GIVEN RECORDS:
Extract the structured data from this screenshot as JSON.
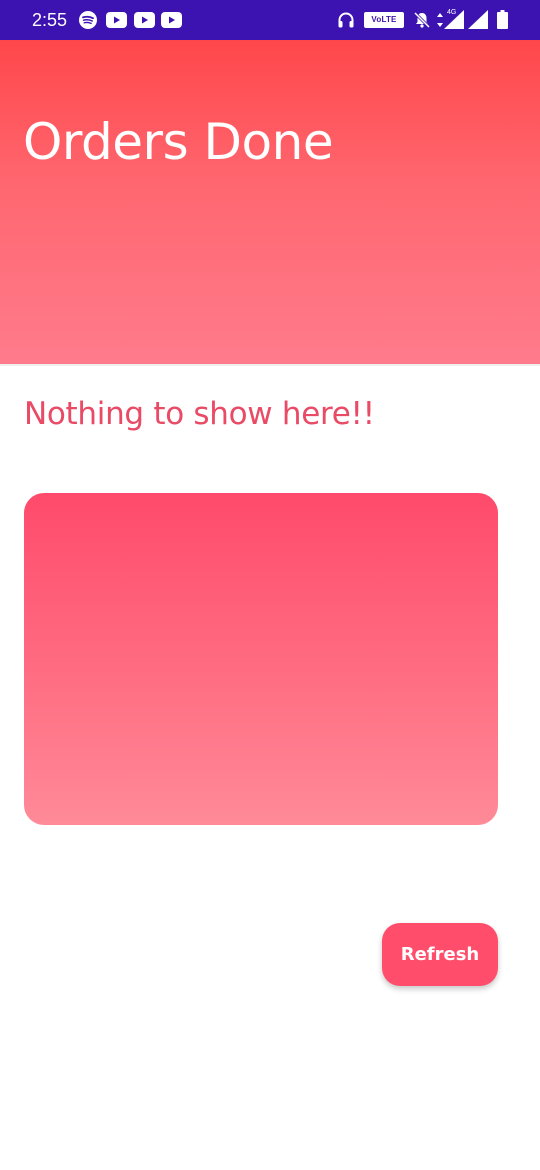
{
  "status_bar": {
    "time": "2:55",
    "volte_label": "VoLTE",
    "network_label": "4G",
    "icons": [
      "spotify-icon",
      "youtube-icon",
      "youtube-icon",
      "youtube-icon",
      "headset-icon",
      "volte-icon",
      "bell-off-icon",
      "data-arrows-icon",
      "signal-icon",
      "signal-icon",
      "battery-icon"
    ],
    "background_color": "#3c12b0"
  },
  "header": {
    "title": "Orders Done",
    "gradient_top": "#ff474b",
    "gradient_bottom": "#ff7b8c"
  },
  "main": {
    "empty_message": "Nothing to show here!!",
    "message_color": "#e94a66",
    "card_gradient_top": "#ff4a6b",
    "card_gradient_bottom": "#ff8a98"
  },
  "actions": {
    "refresh_label": "Refresh",
    "refresh_color": "#ff4d6b"
  }
}
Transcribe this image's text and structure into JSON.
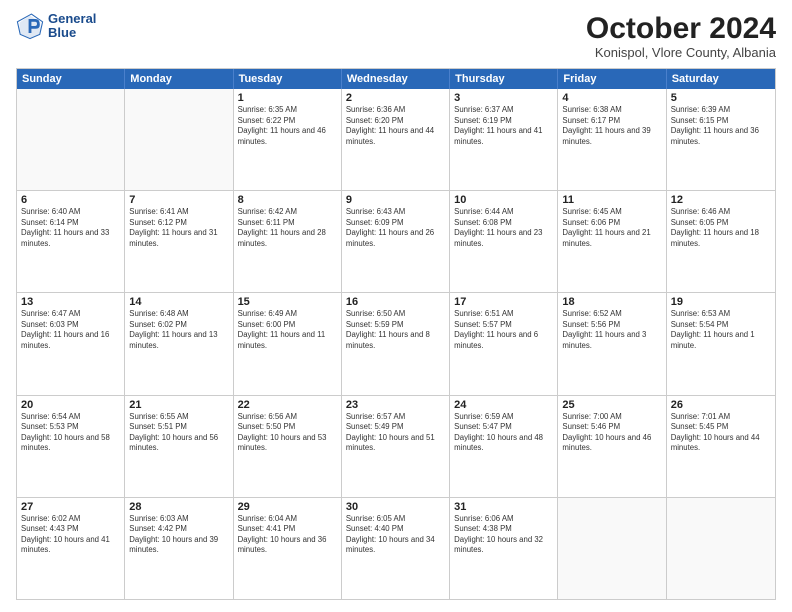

GIVEN REQUEST:
Find the word "this" in the records and pull out each line that has it.

COMPLETE ANSWER:
Extract the structured data from this screenshot as JSON.
Transcribe this image's text and structure into JSON.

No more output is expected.